GIVEN REQUEST =>
Transcribe the tail of the listing: start at the line containing "Extract the structured" and stop after the last line, keeping every character as is and adding nothing.

ENTRIES PROVIDED =>
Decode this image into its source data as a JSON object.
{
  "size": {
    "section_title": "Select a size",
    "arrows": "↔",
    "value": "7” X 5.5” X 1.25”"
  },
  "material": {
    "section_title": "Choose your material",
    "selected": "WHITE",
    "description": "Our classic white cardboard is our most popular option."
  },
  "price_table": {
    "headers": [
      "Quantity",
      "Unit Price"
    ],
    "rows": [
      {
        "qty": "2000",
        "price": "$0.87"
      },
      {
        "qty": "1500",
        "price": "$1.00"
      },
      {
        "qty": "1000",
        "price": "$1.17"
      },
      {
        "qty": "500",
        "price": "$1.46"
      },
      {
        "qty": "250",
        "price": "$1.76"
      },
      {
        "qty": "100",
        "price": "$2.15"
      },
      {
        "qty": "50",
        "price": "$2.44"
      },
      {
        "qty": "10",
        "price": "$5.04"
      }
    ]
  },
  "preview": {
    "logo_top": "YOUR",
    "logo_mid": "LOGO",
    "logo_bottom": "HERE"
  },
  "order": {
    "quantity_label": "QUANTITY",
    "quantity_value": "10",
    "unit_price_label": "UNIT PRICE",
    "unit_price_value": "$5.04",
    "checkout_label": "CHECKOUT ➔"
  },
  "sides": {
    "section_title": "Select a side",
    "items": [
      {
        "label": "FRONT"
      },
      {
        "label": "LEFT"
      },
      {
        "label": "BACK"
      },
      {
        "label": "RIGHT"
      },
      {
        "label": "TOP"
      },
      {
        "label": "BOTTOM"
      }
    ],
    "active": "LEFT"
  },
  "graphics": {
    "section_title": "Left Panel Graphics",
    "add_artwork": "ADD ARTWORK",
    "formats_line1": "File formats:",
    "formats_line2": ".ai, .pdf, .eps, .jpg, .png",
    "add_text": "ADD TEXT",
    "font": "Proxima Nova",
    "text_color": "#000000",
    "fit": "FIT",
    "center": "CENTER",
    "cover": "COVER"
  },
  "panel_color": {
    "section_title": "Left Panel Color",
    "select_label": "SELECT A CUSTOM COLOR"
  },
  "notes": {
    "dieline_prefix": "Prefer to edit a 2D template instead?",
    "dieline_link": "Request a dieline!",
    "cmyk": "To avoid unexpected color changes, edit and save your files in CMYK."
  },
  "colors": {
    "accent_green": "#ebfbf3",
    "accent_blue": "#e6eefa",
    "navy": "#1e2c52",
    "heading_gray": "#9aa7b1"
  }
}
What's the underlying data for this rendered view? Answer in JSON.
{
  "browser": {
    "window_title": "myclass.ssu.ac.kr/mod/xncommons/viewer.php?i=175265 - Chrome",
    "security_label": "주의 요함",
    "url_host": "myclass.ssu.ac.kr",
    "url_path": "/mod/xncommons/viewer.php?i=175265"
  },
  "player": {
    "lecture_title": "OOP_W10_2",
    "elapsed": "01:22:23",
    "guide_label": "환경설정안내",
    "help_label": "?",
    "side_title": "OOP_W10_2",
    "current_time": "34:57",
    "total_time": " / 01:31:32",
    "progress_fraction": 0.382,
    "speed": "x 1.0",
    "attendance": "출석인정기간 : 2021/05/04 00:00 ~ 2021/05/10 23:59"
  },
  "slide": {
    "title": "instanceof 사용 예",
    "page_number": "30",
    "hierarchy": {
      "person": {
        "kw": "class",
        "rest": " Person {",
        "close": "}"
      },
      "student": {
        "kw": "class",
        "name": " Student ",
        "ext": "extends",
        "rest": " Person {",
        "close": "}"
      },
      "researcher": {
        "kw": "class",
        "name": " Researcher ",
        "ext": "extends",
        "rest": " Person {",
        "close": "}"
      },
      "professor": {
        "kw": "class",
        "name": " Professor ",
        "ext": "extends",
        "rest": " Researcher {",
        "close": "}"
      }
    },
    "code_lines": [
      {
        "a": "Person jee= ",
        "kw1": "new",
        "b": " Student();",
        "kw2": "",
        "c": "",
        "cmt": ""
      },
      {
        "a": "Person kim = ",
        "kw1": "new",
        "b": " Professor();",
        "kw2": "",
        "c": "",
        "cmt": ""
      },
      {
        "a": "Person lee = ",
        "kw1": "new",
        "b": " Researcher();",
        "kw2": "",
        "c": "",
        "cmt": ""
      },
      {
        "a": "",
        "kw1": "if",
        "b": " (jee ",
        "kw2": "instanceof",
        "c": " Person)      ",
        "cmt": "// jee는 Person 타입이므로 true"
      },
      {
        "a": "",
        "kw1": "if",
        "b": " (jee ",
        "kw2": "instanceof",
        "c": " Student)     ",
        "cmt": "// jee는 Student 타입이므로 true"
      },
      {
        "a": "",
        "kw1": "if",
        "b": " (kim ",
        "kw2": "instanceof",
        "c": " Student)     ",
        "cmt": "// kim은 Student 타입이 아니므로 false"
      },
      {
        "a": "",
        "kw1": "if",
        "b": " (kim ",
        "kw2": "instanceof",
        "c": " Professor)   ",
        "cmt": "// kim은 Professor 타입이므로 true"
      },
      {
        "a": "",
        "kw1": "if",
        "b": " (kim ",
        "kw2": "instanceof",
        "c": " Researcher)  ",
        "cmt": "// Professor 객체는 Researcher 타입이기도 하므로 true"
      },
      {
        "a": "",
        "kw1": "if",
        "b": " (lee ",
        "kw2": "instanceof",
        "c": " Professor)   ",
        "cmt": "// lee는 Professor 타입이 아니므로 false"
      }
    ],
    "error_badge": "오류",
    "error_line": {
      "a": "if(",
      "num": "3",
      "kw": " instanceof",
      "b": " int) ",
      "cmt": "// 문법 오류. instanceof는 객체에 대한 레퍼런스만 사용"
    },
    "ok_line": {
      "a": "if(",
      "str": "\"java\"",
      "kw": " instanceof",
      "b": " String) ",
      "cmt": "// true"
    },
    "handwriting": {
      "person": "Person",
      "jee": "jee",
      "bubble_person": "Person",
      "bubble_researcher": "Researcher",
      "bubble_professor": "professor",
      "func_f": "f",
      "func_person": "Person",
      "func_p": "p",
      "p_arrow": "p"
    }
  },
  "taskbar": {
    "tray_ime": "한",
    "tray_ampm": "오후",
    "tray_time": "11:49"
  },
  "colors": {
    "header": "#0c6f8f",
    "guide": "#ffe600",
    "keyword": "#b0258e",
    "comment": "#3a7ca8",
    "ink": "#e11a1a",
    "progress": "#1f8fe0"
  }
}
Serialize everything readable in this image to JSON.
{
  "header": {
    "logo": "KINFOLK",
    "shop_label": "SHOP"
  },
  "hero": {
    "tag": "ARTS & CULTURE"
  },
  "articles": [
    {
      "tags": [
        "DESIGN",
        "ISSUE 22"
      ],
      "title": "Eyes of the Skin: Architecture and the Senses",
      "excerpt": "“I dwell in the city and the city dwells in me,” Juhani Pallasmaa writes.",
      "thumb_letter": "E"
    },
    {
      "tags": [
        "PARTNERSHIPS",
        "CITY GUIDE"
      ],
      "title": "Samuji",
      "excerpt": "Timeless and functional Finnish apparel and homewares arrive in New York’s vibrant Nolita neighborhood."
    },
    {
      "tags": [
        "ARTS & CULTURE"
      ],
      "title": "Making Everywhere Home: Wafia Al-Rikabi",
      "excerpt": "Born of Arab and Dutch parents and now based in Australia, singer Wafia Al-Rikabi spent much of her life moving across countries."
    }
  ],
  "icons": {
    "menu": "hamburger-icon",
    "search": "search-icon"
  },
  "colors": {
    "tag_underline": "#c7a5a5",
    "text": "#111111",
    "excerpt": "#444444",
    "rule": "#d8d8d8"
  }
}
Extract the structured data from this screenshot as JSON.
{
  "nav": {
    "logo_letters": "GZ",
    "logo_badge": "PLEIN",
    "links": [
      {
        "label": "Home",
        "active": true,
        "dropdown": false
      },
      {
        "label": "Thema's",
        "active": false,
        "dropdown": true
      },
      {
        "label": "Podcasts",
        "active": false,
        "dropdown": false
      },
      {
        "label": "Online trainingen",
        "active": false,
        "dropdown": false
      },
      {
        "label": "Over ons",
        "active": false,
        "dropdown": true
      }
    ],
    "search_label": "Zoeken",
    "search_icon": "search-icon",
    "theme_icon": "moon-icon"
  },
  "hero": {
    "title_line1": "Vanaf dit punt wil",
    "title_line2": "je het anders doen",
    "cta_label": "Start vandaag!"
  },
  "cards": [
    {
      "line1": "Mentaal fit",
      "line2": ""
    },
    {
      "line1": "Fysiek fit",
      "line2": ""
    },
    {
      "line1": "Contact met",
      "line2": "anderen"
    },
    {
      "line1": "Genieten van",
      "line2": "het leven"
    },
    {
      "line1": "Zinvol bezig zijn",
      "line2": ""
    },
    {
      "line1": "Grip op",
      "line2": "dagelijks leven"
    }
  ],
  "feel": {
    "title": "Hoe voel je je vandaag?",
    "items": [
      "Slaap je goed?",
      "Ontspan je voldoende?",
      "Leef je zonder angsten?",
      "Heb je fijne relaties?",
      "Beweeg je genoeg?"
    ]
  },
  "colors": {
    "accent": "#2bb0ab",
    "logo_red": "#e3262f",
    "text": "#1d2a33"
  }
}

RESPONSE FOR THIS EXERCISE =>
Extract the structured data from this screenshot as JSON.
{
  "nav": {
    "logo_letters": "GZ",
    "logo_badge": "PLEIN",
    "links": [
      {
        "label": "Home",
        "active": true,
        "dropdown": false
      },
      {
        "label": "Thema's",
        "active": false,
        "dropdown": true
      },
      {
        "label": "Podcasts",
        "active": false,
        "dropdown": false
      },
      {
        "label": "Online trainingen",
        "active": false,
        "dropdown": false
      },
      {
        "label": "Over ons",
        "active": false,
        "dropdown": true
      }
    ],
    "search_label": "Zoeken",
    "search_icon": "search-icon",
    "theme_icon": "moon-icon"
  },
  "hero": {
    "title_line1": "Vanaf dit punt wil",
    "title_line2": "je het anders doen",
    "cta_label": "Start vandaag!"
  },
  "cards": [
    {
      "line1": "Mentaal fit",
      "line2": ""
    },
    {
      "line1": "Fysiek fit",
      "line2": ""
    },
    {
      "line1": "Contact met",
      "line2": "anderen"
    },
    {
      "line1": "Genieten van",
      "line2": "het leven"
    },
    {
      "line1": "Zinvol bezig zijn",
      "line2": ""
    },
    {
      "line1": "Grip op",
      "line2": "dagelijks leven"
    }
  ],
  "feel": {
    "title": "Hoe voel je je vandaag?",
    "items": [
      "Slaap je goed?",
      "Ontspan je voldoende?",
      "Leef je zonder angsten?",
      "Heb je fijne relaties?",
      "Beweeg je genoeg?"
    ]
  },
  "colors": {
    "accent": "#2bb0ab",
    "logo_red": "#e3262f",
    "text": "#1d2a33"
  }
}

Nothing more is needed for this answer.